**Written exercise**: Each line containing the word "probability" must be reported.

**Listed records**:
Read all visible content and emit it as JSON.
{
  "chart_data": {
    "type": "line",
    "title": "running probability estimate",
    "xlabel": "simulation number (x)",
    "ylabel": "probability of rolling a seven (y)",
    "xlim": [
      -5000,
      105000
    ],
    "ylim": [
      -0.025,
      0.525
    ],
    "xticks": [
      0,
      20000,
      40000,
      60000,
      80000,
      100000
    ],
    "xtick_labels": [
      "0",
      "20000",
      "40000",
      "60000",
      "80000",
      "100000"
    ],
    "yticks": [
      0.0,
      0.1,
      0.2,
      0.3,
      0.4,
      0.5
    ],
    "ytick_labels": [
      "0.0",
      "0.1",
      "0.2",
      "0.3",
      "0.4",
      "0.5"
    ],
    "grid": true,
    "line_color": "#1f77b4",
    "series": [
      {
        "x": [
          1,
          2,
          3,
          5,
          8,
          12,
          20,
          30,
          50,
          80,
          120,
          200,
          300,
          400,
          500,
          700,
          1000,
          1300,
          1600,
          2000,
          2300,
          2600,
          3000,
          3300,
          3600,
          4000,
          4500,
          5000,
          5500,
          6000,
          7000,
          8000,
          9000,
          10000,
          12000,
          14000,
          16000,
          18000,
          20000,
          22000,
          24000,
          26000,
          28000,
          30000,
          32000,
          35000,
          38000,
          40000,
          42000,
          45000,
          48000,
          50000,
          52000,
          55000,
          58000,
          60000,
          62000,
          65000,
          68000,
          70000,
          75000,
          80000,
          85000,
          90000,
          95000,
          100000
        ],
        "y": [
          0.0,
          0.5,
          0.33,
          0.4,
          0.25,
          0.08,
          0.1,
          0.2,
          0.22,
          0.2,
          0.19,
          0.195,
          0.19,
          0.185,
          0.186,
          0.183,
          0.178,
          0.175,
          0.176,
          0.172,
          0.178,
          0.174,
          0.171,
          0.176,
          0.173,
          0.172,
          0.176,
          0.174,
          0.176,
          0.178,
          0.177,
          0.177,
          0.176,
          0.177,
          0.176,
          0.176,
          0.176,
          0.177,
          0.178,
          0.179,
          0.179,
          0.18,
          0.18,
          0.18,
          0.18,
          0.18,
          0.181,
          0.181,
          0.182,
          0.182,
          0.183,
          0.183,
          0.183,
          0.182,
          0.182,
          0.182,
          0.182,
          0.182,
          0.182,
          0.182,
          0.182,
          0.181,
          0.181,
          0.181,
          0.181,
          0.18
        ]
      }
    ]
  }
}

**Full response**:
    "title": "running probability estimate",
    "ylabel": "probability of rolling a seven (y)",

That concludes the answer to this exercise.